[Begin Supplied material]

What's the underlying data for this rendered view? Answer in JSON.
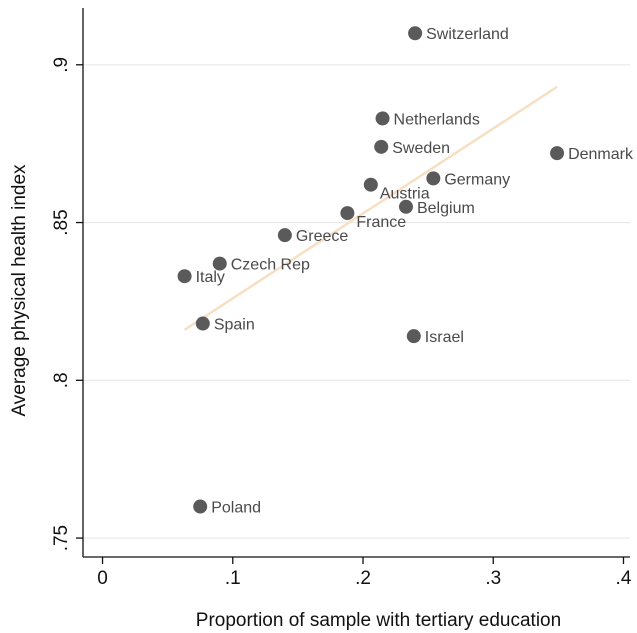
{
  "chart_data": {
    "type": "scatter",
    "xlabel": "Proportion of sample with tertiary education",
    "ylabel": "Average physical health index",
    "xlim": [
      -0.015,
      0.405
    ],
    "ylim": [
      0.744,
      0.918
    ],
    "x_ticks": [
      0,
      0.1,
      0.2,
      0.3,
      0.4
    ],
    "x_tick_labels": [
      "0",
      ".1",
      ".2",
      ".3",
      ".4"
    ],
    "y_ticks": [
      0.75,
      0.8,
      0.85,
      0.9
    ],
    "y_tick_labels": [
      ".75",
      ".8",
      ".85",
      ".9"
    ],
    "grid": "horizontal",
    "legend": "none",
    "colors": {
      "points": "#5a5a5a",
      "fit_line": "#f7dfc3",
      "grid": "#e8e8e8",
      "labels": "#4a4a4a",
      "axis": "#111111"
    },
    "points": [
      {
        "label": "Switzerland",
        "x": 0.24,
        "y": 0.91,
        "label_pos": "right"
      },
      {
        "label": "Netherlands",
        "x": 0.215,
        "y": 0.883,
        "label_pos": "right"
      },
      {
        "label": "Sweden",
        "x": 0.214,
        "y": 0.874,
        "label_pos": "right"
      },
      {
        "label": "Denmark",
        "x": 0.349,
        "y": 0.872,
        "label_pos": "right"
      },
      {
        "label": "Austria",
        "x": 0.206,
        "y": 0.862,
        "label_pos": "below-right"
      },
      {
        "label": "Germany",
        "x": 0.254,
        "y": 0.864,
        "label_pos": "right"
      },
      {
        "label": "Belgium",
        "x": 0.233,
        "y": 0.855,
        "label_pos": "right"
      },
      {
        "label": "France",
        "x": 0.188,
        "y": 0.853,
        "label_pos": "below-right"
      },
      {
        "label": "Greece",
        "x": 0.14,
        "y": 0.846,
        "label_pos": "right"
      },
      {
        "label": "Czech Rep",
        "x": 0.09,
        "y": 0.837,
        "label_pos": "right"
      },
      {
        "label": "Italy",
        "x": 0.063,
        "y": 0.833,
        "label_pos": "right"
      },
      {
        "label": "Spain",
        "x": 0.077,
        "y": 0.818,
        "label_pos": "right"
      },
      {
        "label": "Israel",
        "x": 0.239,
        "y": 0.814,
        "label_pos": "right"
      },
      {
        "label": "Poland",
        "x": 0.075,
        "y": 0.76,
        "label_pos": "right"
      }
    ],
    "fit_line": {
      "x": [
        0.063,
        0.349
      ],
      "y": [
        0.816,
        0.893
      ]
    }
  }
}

[End Supplied material]

__What you need to do__: Copy the material shown above in full and exactly. Skip the pictures.

__Task result__:
What's the underlying data for this rendered view? Answer in JSON.
{
  "chart_data": {
    "type": "scatter",
    "xlabel": "Proportion of sample with tertiary education",
    "ylabel": "Average physical health index",
    "xlim": [
      -0.015,
      0.405
    ],
    "ylim": [
      0.744,
      0.918
    ],
    "x_ticks": [
      0,
      0.1,
      0.2,
      0.3,
      0.4
    ],
    "x_tick_labels": [
      "0",
      ".1",
      ".2",
      ".3",
      ".4"
    ],
    "y_ticks": [
      0.75,
      0.8,
      0.85,
      0.9
    ],
    "y_tick_labels": [
      ".75",
      ".8",
      ".85",
      ".9"
    ],
    "grid": "horizontal",
    "legend": "none",
    "colors": {
      "points": "#5a5a5a",
      "fit_line": "#f7dfc3",
      "grid": "#e8e8e8",
      "labels": "#4a4a4a",
      "axis": "#111111"
    },
    "points": [
      {
        "label": "Switzerland",
        "x": 0.24,
        "y": 0.91,
        "label_pos": "right"
      },
      {
        "label": "Netherlands",
        "x": 0.215,
        "y": 0.883,
        "label_pos": "right"
      },
      {
        "label": "Sweden",
        "x": 0.214,
        "y": 0.874,
        "label_pos": "right"
      },
      {
        "label": "Denmark",
        "x": 0.349,
        "y": 0.872,
        "label_pos": "right"
      },
      {
        "label": "Austria",
        "x": 0.206,
        "y": 0.862,
        "label_pos": "below-right"
      },
      {
        "label": "Germany",
        "x": 0.254,
        "y": 0.864,
        "label_pos": "right"
      },
      {
        "label": "Belgium",
        "x": 0.233,
        "y": 0.855,
        "label_pos": "right"
      },
      {
        "label": "France",
        "x": 0.188,
        "y": 0.853,
        "label_pos": "below-right"
      },
      {
        "label": "Greece",
        "x": 0.14,
        "y": 0.846,
        "label_pos": "right"
      },
      {
        "label": "Czech Rep",
        "x": 0.09,
        "y": 0.837,
        "label_pos": "right"
      },
      {
        "label": "Italy",
        "x": 0.063,
        "y": 0.833,
        "label_pos": "right"
      },
      {
        "label": "Spain",
        "x": 0.077,
        "y": 0.818,
        "label_pos": "right"
      },
      {
        "label": "Israel",
        "x": 0.239,
        "y": 0.814,
        "label_pos": "right"
      },
      {
        "label": "Poland",
        "x": 0.075,
        "y": 0.76,
        "label_pos": "right"
      }
    ],
    "fit_line": {
      "x": [
        0.063,
        0.349
      ],
      "y": [
        0.816,
        0.893
      ]
    }
  }
}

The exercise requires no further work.